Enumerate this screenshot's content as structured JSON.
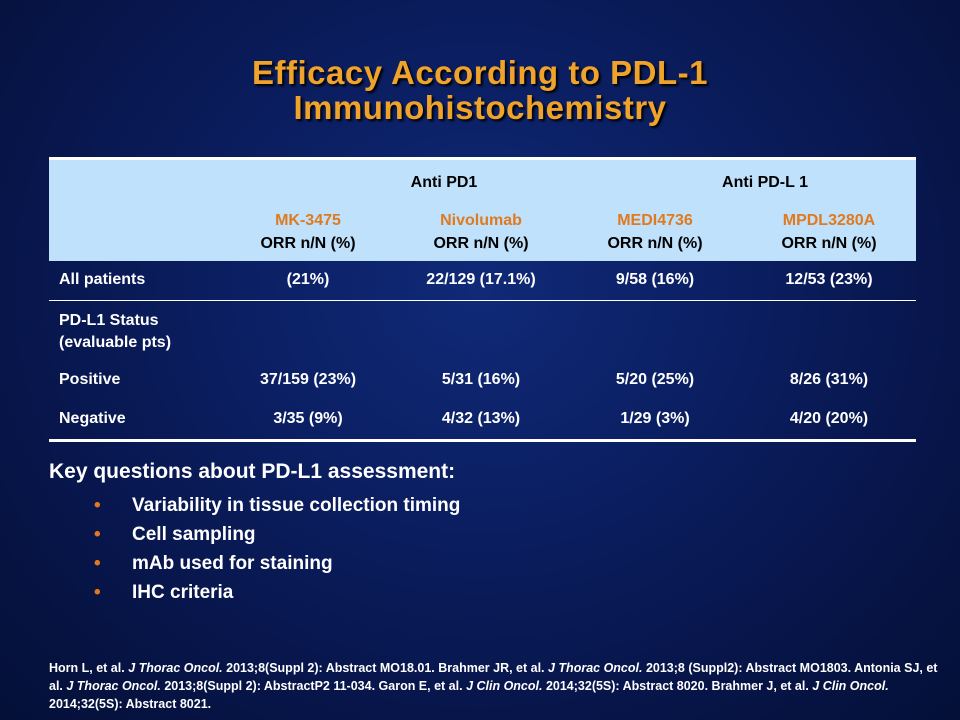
{
  "title": {
    "line1": "Efficacy According to PDL-1",
    "line2": "Immunohistochemistry"
  },
  "table": {
    "groups": [
      "Anti PD1",
      "Anti PD-L 1"
    ],
    "drugs": [
      {
        "name": "MK-3475",
        "metric": "ORR n/N (%)"
      },
      {
        "name": "Nivolumab",
        "metric": "ORR n/N (%)"
      },
      {
        "name": "MEDI4736",
        "metric": "ORR n/N (%)"
      },
      {
        "name": "MPDL3280A",
        "metric": "ORR n/N (%)"
      }
    ],
    "rows": [
      {
        "label": "All patients",
        "values": [
          "(21%)",
          "22/129 (17.1%)",
          "9/58 (16%)",
          "12/53 (23%)"
        ]
      },
      {
        "label_line1": "PD-L1 Status",
        "label_line2": "(evaluable pts)"
      },
      {
        "label": "Positive",
        "values": [
          "37/159 (23%)",
          "5/31 (16%)",
          "5/20 (25%)",
          "8/26 (31%)"
        ]
      },
      {
        "label": "Negative",
        "values": [
          "3/35 (9%)",
          "4/32 (13%)",
          "1/29 (3%)",
          "4/20 (20%)"
        ]
      }
    ]
  },
  "key_questions": {
    "title": "Key questions about PD-L1 assessment:",
    "bullet_symbol": "•",
    "items": [
      "Variability in tissue collection timing",
      "Cell sampling",
      "mAb used for staining",
      "IHC criteria"
    ]
  },
  "references": {
    "p1": "Horn L, et al. ",
    "j1": "J Thorac Oncol.",
    "p2": " 2013;8(Suppl 2): Abstract MO18.01. Brahmer JR, et al. ",
    "j2": "J Thorac Oncol.",
    "p3": " 2013;8 (Suppl2): Abstract MO1803. Antonia SJ, et al. ",
    "j3": "J Thorac Oncol.",
    "p4": " 2013;8(Suppl 2): AbstractP2 11-034. Garon E, et al. ",
    "j4": "J Clin Oncol.",
    "p5": " 2014;32(5S): Abstract 8020. Brahmer J, et al. ",
    "j5": "J Clin Oncol.",
    "p6": " 2014;32(5S): Abstract 8021."
  },
  "colors": {
    "title": "#f0a32a",
    "accent_orange": "#e07a1e",
    "header_band": "#bfe1fb",
    "background": "#0b1f63"
  }
}
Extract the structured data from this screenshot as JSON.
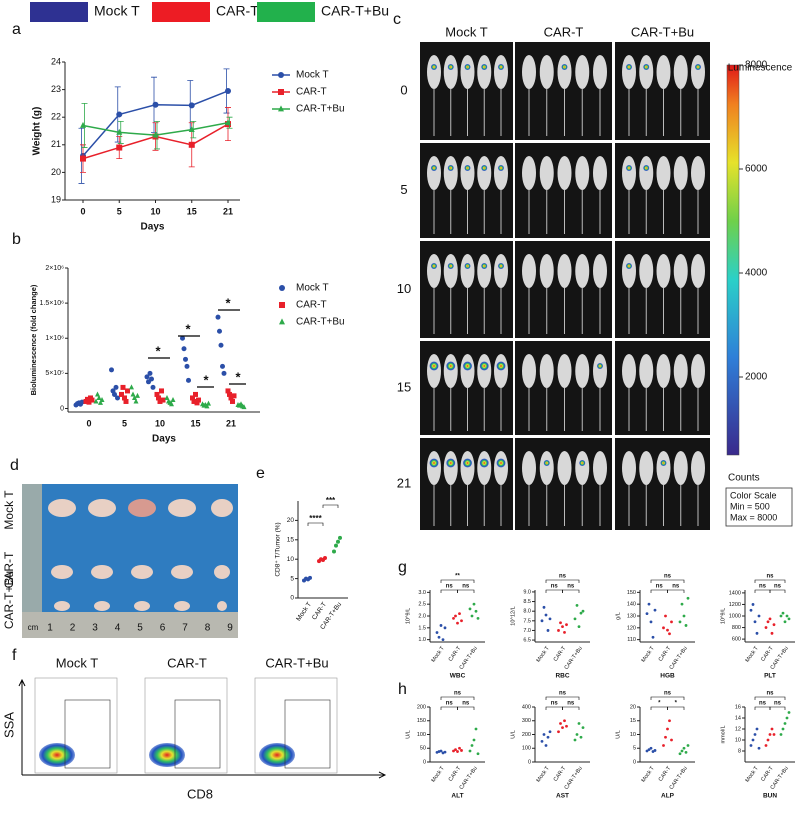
{
  "legend_top": [
    {
      "name": "Mock T",
      "color": "#2e3192"
    },
    {
      "name": "CAR-T",
      "color": "#ed1c24"
    },
    {
      "name": "CAR-T+Bu",
      "color": "#22b14c"
    }
  ],
  "panel_labels": [
    "a",
    "b",
    "c",
    "d",
    "e",
    "f",
    "g",
    "h"
  ],
  "chart_data": [
    {
      "type": "line",
      "categories": [
        "0",
        "5",
        "10",
        "15",
        "21"
      ],
      "x_label": "Days",
      "y_label": "Weight (g)",
      "ylim": [
        19,
        24
      ],
      "yticks": [
        19,
        20,
        21,
        22,
        23,
        24
      ],
      "legend": "upper right",
      "series": [
        {
          "name": "Mock T",
          "color": "#2b4fa8",
          "marker": "circle",
          "values": [
            20.6,
            22.1,
            22.45,
            22.43,
            22.95
          ],
          "errors": [
            1.0,
            1.0,
            1.0,
            0.9,
            0.8
          ]
        },
        {
          "name": "CAR-T",
          "color": "#e8202a",
          "marker": "square",
          "values": [
            20.5,
            20.9,
            21.3,
            21.0,
            21.75
          ],
          "errors": [
            0.5,
            0.4,
            0.5,
            0.8,
            0.6
          ]
        },
        {
          "name": "CAR-T+Bu",
          "color": "#2eaa4a",
          "marker": "triangle",
          "values": [
            21.7,
            21.45,
            21.35,
            21.55,
            21.8
          ],
          "errors": [
            0.8,
            0.4,
            0.5,
            0.3,
            0.2
          ]
        }
      ]
    },
    {
      "type": "strip",
      "categories": [
        "0",
        "5",
        "10",
        "15",
        "21"
      ],
      "x_label": "Days",
      "y_label": "Bioluminescence (fold change)",
      "ylim": [
        -50000,
        2000000
      ],
      "yticks": [
        0,
        {
          "value": 500000,
          "label": "5×10⁵"
        },
        {
          "value": 1000000,
          "label": "1×10⁶"
        },
        {
          "value": 1500000,
          "label": "1.5×10⁶"
        },
        {
          "value": 2000000,
          "label": "2×10⁶"
        }
      ],
      "legend": "upper right",
      "series": [
        {
          "name": "Mock T",
          "color": "#2b4fa8",
          "marker": "circle",
          "values": [
            [
              50000,
              70000,
              80000,
              60000,
              90000
            ],
            [
              550000,
              250000,
              200000,
              300000,
              150000
            ],
            [
              450000,
              380000,
              500000,
              420000,
              300000
            ],
            [
              1000000,
              850000,
              700000,
              600000,
              400000
            ],
            [
              1300000,
              1100000,
              900000,
              600000,
              500000
            ]
          ]
        },
        {
          "name": "CAR-T",
          "color": "#e8202a",
          "marker": "square",
          "values": [
            [
              100000,
              130000,
              90000,
              150000,
              120000
            ],
            [
              200000,
              300000,
              150000,
              100000,
              250000
            ],
            [
              200000,
              150000,
              100000,
              250000,
              120000
            ],
            [
              150000,
              100000,
              200000,
              80000,
              120000
            ],
            [
              250000,
              200000,
              150000,
              100000,
              180000
            ]
          ]
        },
        {
          "name": "CAR-T+Bu",
          "color": "#2eaa4a",
          "marker": "triangle",
          "values": [
            [
              100000,
              200000,
              150000,
              80000,
              120000
            ],
            [
              300000,
              200000,
              150000,
              100000,
              180000
            ],
            [
              150000,
              100000,
              80000,
              60000,
              120000
            ],
            [
              60000,
              40000,
              50000,
              30000,
              70000
            ],
            [
              50000,
              40000,
              60000,
              30000,
              20000
            ]
          ]
        }
      ],
      "annotations": [
        "*",
        "*",
        "*",
        "*",
        "*"
      ]
    },
    {
      "type": "dot",
      "categories": [
        "Mock T",
        "CAR-T",
        "CAR-T+Bu"
      ],
      "colors": [
        "#2b4fa8",
        "#e8202a",
        "#2eaa4a"
      ],
      "y_label": "CD8⁺ T/Tumor (%)",
      "ylim": [
        0,
        25
      ],
      "yticks": [
        0,
        5,
        10,
        15,
        20
      ],
      "values": [
        [
          4.5,
          5.0,
          4.8,
          5.2
        ],
        [
          9.5,
          10.0,
          9.8,
          10.3
        ],
        [
          12.0,
          13.5,
          14.5,
          15.5
        ]
      ],
      "annotations": [
        "****",
        "***"
      ]
    },
    {
      "type": "dot",
      "title": "WBC",
      "categories": [
        "Mock T",
        "CAR-T",
        "CAR-T+Bu"
      ],
      "colors": [
        "#2b4fa8",
        "#e8202a",
        "#2eaa4a"
      ],
      "y_label": "10^9/L",
      "ylim": [
        0.9,
        3.1
      ],
      "yticks": [
        {
          "value": 1,
          "label": "1.0"
        },
        1.5,
        {
          "value": 2,
          "label": "2.0"
        },
        2.5,
        {
          "value": 3,
          "label": "3.0"
        }
      ],
      "values": [
        [
          1.3,
          1.1,
          1.6,
          1.0,
          1.5
        ],
        [
          1.9,
          2.0,
          1.7,
          2.1,
          1.8
        ],
        [
          2.3,
          2.0,
          2.5,
          2.2,
          1.9
        ]
      ],
      "annotations": [
        "**",
        "ns",
        "ns"
      ]
    },
    {
      "type": "dot",
      "title": "RBC",
      "categories": [
        "Mock T",
        "CAR-T",
        "CAR-T+Bu"
      ],
      "colors": [
        "#2b4fa8",
        "#e8202a",
        "#2eaa4a"
      ],
      "y_label": "10^12/L",
      "ylim": [
        6.4,
        9.1
      ],
      "yticks": [
        6.5,
        {
          "value": 7,
          "label": "7.0"
        },
        7.5,
        {
          "value": 8,
          "label": "8.0"
        },
        8.5,
        {
          "value": 9,
          "label": "9.0"
        }
      ],
      "values": [
        [
          7.5,
          8.2,
          7.8,
          7.0,
          7.6
        ],
        [
          7.0,
          7.4,
          7.2,
          6.9,
          7.3
        ],
        [
          7.6,
          8.3,
          7.2,
          7.9,
          8.0
        ]
      ],
      "annotations": [
        "ns",
        "ns",
        "ns"
      ]
    },
    {
      "type": "dot",
      "title": "HGB",
      "categories": [
        "Mock T",
        "CAR-T",
        "CAR-T+Bu"
      ],
      "colors": [
        "#2b4fa8",
        "#e8202a",
        "#2eaa4a"
      ],
      "y_label": "g/L",
      "ylim": [
        108,
        152
      ],
      "yticks": [
        110,
        120,
        130,
        140,
        150
      ],
      "values": [
        [
          132,
          140,
          125,
          112,
          135
        ],
        [
          120,
          130,
          118,
          115,
          125
        ],
        [
          125,
          140,
          130,
          122,
          145
        ]
      ],
      "annotations": [
        "ns",
        "ns",
        "ns"
      ]
    },
    {
      "type": "dot",
      "title": "PLT",
      "categories": [
        "Mock T",
        "CAR-T",
        "CAR-T+Bu"
      ],
      "colors": [
        "#2b4fa8",
        "#e8202a",
        "#2eaa4a"
      ],
      "y_label": "10^9/L",
      "ylim": [
        550,
        1450
      ],
      "yticks": [
        600,
        800,
        1000,
        1200,
        1400
      ],
      "values": [
        [
          1100,
          1200,
          900,
          700,
          1000
        ],
        [
          800,
          900,
          950,
          700,
          850
        ],
        [
          1000,
          1050,
          900,
          1000,
          950
        ]
      ],
      "annotations": [
        "ns",
        "ns",
        "ns"
      ]
    },
    {
      "type": "dot",
      "title": "ALT",
      "categories": [
        "Mock T",
        "CAR-T",
        "CAR-T+Bu"
      ],
      "colors": [
        "#2b4fa8",
        "#e8202a",
        "#2eaa4a"
      ],
      "y_label": "U/L",
      "ylim": [
        0,
        200
      ],
      "yticks": [
        0,
        50,
        100,
        150,
        200
      ],
      "values": [
        [
          35,
          38,
          40,
          33,
          36
        ],
        [
          40,
          45,
          38,
          50,
          42
        ],
        [
          40,
          60,
          80,
          120,
          30
        ]
      ],
      "annotations": [
        "ns",
        "ns",
        "ns"
      ]
    },
    {
      "type": "dot",
      "title": "AST",
      "categories": [
        "Mock T",
        "CAR-T",
        "CAR-T+Bu"
      ],
      "colors": [
        "#2b4fa8",
        "#e8202a",
        "#2eaa4a"
      ],
      "y_label": "U/L",
      "ylim": [
        0,
        400
      ],
      "yticks": [
        0,
        100,
        200,
        300,
        400
      ],
      "values": [
        [
          150,
          200,
          120,
          180,
          220
        ],
        [
          220,
          280,
          250,
          300,
          260
        ],
        [
          160,
          200,
          280,
          180,
          250
        ]
      ],
      "annotations": [
        "ns",
        "ns",
        "ns"
      ]
    },
    {
      "type": "dot",
      "title": "ALP",
      "categories": [
        "Mock T",
        "CAR-T",
        "CAR-T+Bu"
      ],
      "colors": [
        "#2b4fa8",
        "#e8202a",
        "#2eaa4a"
      ],
      "y_label": "U/L",
      "ylim": [
        0,
        20
      ],
      "yticks": [
        0,
        5,
        10,
        15,
        20
      ],
      "values": [
        [
          4,
          4.5,
          5,
          3.8,
          4.2
        ],
        [
          6,
          9,
          12,
          15,
          8
        ],
        [
          3,
          4,
          5,
          3.5,
          6
        ]
      ],
      "annotations": [
        "ns",
        "*",
        "*"
      ]
    },
    {
      "type": "dot",
      "title": "BUN",
      "categories": [
        "Mock T",
        "CAR-T",
        "CAR-T+Bu"
      ],
      "colors": [
        "#2b4fa8",
        "#e8202a",
        "#2eaa4a"
      ],
      "y_label": "mmol/L",
      "ylim": [
        6,
        16
      ],
      "yticks": [
        8,
        10,
        12,
        14,
        16
      ],
      "values": [
        [
          9,
          10,
          11,
          12,
          8.5
        ],
        [
          9,
          10,
          11,
          12,
          11
        ],
        [
          11,
          12,
          13,
          14,
          15
        ]
      ],
      "annotations": [
        "ns",
        "ns",
        "ns"
      ]
    }
  ],
  "imaging": {
    "columns": [
      "Mock T",
      "CAR-T",
      "CAR-T+Bu"
    ],
    "rows": [
      "0",
      "5",
      "10",
      "15",
      "21"
    ],
    "colorbar": {
      "title": "Luminescence",
      "lim": [
        500,
        8000
      ],
      "ticks": [
        2000,
        4000,
        6000,
        8000
      ]
    },
    "counts_label": "Counts",
    "scale_box": [
      "Color Scale",
      "Min = 500",
      "Max = 8000"
    ]
  },
  "photo": {
    "rows": [
      "Mock T",
      "CAR-T",
      "CAR-T+Bu"
    ],
    "ruler_unit": "cm",
    "ruler_numbers": [
      "1",
      "2",
      "3",
      "4",
      "5",
      "6",
      "7",
      "8",
      "9"
    ]
  },
  "flow": {
    "titles": [
      "Mock T",
      "CAR-T",
      "CAR-T+Bu"
    ],
    "x_label": "CD8",
    "y_label": "SSA"
  }
}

Task details:
Scan the records above line by line, counting those where the word "this" appears, and give the count alone.

Your solution:
2